Stated goal:
Output the material below in full, exactly as it is.

Entries supplied:
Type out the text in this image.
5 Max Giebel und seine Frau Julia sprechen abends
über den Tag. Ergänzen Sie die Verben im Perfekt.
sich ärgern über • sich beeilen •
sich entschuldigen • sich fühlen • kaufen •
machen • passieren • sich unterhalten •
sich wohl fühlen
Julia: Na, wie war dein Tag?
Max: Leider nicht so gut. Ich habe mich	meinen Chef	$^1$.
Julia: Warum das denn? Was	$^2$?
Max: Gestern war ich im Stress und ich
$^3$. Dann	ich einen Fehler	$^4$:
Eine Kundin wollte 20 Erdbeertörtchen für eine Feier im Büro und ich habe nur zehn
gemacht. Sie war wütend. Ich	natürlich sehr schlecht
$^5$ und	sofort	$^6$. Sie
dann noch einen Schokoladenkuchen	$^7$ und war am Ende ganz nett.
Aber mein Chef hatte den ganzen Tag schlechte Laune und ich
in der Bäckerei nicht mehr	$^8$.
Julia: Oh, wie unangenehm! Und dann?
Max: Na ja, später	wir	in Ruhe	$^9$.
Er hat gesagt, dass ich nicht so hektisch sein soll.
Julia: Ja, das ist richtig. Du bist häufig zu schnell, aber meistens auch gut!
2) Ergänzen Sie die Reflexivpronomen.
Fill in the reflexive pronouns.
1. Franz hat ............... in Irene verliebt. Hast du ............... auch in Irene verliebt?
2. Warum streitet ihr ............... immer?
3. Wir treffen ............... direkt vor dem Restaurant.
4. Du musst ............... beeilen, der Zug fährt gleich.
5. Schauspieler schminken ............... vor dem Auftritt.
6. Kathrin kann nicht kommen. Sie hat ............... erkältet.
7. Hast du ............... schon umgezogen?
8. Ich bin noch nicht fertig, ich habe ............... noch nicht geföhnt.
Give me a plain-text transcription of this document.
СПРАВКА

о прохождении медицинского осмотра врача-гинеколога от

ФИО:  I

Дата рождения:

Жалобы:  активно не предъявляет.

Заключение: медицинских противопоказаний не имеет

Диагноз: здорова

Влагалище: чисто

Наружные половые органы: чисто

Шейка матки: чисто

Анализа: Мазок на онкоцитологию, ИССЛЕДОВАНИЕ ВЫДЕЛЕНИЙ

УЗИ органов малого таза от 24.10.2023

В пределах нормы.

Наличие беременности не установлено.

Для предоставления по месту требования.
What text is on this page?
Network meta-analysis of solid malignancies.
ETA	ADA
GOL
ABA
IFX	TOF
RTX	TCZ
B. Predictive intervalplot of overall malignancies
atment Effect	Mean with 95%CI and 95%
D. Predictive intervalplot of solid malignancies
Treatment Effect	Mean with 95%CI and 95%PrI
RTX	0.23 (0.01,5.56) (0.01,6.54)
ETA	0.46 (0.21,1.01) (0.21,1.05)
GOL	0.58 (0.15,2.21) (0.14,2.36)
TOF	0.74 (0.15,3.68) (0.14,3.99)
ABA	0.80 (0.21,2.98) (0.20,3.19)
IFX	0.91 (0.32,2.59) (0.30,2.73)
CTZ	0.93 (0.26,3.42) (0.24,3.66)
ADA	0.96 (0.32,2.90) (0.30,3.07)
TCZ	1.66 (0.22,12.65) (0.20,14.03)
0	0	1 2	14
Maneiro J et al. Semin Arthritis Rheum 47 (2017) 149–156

Exercise answer:
Type out the text in this image.
5 Max Giebel und seine Frau Julia sprechen abends
über den Tag. Ergänzen Sie die Verben im Perfekt.
sich ärgern über • sich beeilen •
sich entschuldigen • sich fühlen • kaufen •
machen • passieren • sich unterhalten •
sich wohl fühlen
Julia: Na, wie war dein Tag?
Max: Leider nicht so gut. Ich habe mich	meinen Chef	$^1$.
Julia: Warum das denn? Was	$^2$?
Max: Gestern war ich im Stress und ich
$^3$. Dann	ich einen Fehler	$^4$:
Eine Kundin wollte 20 Erdbeertörtchen für eine Feier im Büro und ich habe nur zehn
gemacht. Sie war wütend. Ich	natürlich sehr schlecht
$^5$ und	sofort	$^6$. Sie
dann noch einen Schokoladenkuchen	$^7$ und war am Ende ganz nett.
Aber mein Chef hatte den ganzen Tag schlechte Laune und ich
in der Bäckerei nicht mehr	$^8$.
Julia: Oh, wie unangenehm! Und dann?
Max: Na ja, später	wir	in Ruhe	$^9$.
Er hat gesagt, dass ich nicht so hektisch sein soll.
Julia: Ja, das ist richtig. Du bist häufig zu schnell, aber meistens auch gut!
2) Ergänzen Sie die Reflexivpronomen.
Fill in the reflexive pronouns.
1. Franz hat ............... in Irene verliebt. Hast du ............... auch in Irene verliebt?
2. Warum streitet ihr ............... immer?
3. Wir treffen ............... direkt vor dem Restaurant.
4. Du musst ............... beeilen, der Zug fährt gleich.
5. Schauspieler schminken ............... vor dem Auftritt.
6. Kathrin kann nicht kommen. Sie hat ............... erkältet.
7. Hast du ............... schon umgezogen?
8. Ich bin noch nicht fertig, ich habe ............... noch nicht geföhnt.
Give me a plain-text transcription of this document.
СПРАВКА

о прохождении медицинского осмотра врача-гинеколога от

ФИО:  I

Дата рождения:

Жалобы:  активно не предъявляет.

Заключение: медицинских противопоказаний не имеет

Диагноз: здорова

Влагалище: чисто

Наружные половые органы: чисто

Шейка матки: чисто

Анализа: Мазок на онкоцитологию, ИССЛЕДОВАНИЕ ВЫДЕЛЕНИЙ

УЗИ органов малого таза от 24.10.2023

В пределах нормы.

Наличие беременности не установлено.

Для предоставления по месту требования.
What text is on this page?
Network meta-analysis of solid malignancies.
ETA	ADA
GOL
ABA
IFX	TOF
RTX	TCZ
B. Predictive intervalplot of overall malignancies
atment Effect	Mean with 95%CI and 95%
D. Predictive intervalplot of solid malignancies
Treatment Effect	Mean with 95%CI and 95%PrI
RTX	0.23 (0.01,5.56) (0.01,6.54)
ETA	0.46 (0.21,1.01) (0.21,1.05)
GOL	0.58 (0.15,2.21) (0.14,2.36)
TOF	0.74 (0.15,3.68) (0.14,3.99)
ABA	0.80 (0.21,2.98) (0.20,3.19)
IFX	0.91 (0.32,2.59) (0.30,2.73)
CTZ	0.93 (0.26,3.42) (0.24,3.66)
ADA	0.96 (0.32,2.90) (0.30,3.07)
TCZ	1.66 (0.22,12.65) (0.20,14.03)
0	0	1 2	14
Maneiro J et al. Semin Arthritis Rheum 47 (2017) 149–156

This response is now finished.